→ **Tasks and exercises**
[a] Pull the stretch of the market commentary from "The tests on" through "to $12.6 billion." and copy it word for word.
[b] Continue the market commentary on bank stress tests and junk bond defaults, starting after its last sentence.

April 23, 2009

Turning Points

Liberty Analytics



Above is my latest Elliott Wave update. Turbulence would be a great descrition of recent market activity. Many may be left, scratching their heads at Mr. Market's stubborn persistence in advancing with cunning and quick head fakes along the way. Along the way reports continue to rock the news, mostly bad, but with pom-pom spirited spins (greenshoots anyone?).

The topics of interest are summarized below with links:

Stress-Tested Banks May Struggle As Bad Assets Triple:

The tests on the 19 largest banks are likely to focus in part on loan quality as a measure of health. The lenders, which may need to raise $1 trillion in capital to cushion losses according to an April 23 KBW Inc. report, may have a hard time persuading investors to give them cash.
...
New York-based JPMorgan’s nonperforming assets grew 185 percent in the past year to $14.7 billion, or 0.7 percent of the firm’s total. Bank of America Corp., based in Charlotte, North Carolina, said bad assets increased 229 percent to $25.7 billion. Problem assets at New York-based Citigroup Inc. rose 128 percent to $27.4 billion, and San Francisco-based Wells Fargo & Co.’s jumped 180 percent to $12.6 billion.

Junk Bond Defaults To Reach Record By March, S&P Says:

Junk-rated companies have about $177.5 billion of debt maturing in 2009 and $179 billion coming due in 2010, including bonds and bank loans, S&P said. So-called junk bonds are rated below Baa3 by Moody’s Investors Service and lower than BBB- by Standard & Poor’s.

→ **Data rows**
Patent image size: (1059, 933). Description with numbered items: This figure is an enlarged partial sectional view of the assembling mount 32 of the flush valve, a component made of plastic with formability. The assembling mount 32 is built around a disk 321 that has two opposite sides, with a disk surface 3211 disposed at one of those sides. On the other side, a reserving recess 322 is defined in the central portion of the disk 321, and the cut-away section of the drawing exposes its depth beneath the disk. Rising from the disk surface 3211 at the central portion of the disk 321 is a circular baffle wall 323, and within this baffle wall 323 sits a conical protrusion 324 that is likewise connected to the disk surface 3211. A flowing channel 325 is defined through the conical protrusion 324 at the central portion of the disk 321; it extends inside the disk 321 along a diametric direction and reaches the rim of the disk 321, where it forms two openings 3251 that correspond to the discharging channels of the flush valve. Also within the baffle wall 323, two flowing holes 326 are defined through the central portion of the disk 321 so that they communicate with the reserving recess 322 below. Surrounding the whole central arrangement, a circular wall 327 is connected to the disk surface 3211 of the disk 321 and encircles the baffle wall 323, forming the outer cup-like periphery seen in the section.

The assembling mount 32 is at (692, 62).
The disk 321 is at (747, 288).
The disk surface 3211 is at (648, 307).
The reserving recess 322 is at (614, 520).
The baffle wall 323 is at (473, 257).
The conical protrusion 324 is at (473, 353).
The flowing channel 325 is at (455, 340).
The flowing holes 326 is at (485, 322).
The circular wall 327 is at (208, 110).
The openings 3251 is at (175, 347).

---

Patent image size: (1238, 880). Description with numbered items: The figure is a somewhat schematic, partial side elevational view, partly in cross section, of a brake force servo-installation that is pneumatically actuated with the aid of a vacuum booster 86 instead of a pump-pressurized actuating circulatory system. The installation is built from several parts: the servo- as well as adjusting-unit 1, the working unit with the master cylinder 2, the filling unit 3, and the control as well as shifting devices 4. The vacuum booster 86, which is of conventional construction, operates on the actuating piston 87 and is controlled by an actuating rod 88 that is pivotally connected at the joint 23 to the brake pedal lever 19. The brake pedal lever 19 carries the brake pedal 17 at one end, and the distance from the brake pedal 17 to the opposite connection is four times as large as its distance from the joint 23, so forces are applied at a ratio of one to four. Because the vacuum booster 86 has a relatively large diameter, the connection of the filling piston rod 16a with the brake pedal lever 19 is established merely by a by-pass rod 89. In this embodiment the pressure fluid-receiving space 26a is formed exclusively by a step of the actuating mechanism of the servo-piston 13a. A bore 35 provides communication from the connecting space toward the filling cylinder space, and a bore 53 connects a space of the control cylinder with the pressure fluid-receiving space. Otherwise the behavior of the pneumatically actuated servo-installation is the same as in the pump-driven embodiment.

→ **Results for the exercise**
[a]
The tests on the 19 largest banks are likely to focus in part on loan quality as a measure of health. The lenders, which may need to raise $1 trillion in capital to cushion losses according to an April 23 KBW Inc. report, may have a hard time persuading investors to give them cash.
...
New York-based JPMorgan’s nonperforming assets grew 185 percent in the past year to $14.7 billion, or 0.7 percent of the firm’s total. Bank of America Corp., based in Charlotte, North Carolina, said bad assets increased 229 percent to $25.7 billion. Problem assets at New York-based Citigroup Inc. rose 128 percent to $27.4 billion, and San Francisco-based Wells Fargo & Co.’s jumped 180 percent to $12.6 billion.

[b]
Sixty-one companies have defaulted this year as of April 17, three times as many as during the same period a year ago, and affecting $200 billion of debt, S&P said.

The record rate of defaults for high-yield, high-risk, or speculative-grade bonds is 12.5 percent in June 1991, S&P said.


IMF Puts Global Bank Losses From Financial Crisis At $4.1 Trillion:

the I.M.F. estimated that banks and other financial institutions faced aggregate losses of $4.05 trillion in the value of their holdings as a result of the crisis.
Fannie & Freddie Delinquencies Soar (and they are going to get much worse)


All loans 60+ days delinquent increased from 834,831 as of November 30 to 1,229,051 as of January 31, representing an increase of 47 percent over the period. However, prime loans 60+ days delinquent increased by 69.6 percent while nonprime loans increased by 23 percent.

Fed's Losses Dominated By Commercial Real Estate:

The Fed wrote down the value of former Bear Stearns commercial-mortgage holdings by 28 percent to $5.6 billion and residential loans by 38 percent to $937 million as of Dec. 31, the central bank said today. Properties in California and Florida accounted for 45 percent of outstanding principal of the residential mortgages.

Amazing, the news continues to dominate towards the negative side. Even more amazing, analysts speak of "green shoots" because a few government statistics decreased slightly in the speed at which they are deteriorating...utter blasphemy. Furthermore, what really matters are losses. In 2008 we saw losses from bad assets falling in value. In 2009 we are seeing a rapid extension of what was only the beginning of credit losses that started in Q4 08'. (I'll soon post on this, with reference to credit outstanding in the flow of funds report).

What will be the effect?

With credit losses spreading and accelerating the economic reality and deflationary vortex is only going to increase in 2009. I trust not the economic predictions of economists who saw no crisis coming in the first place. The result...lower prices.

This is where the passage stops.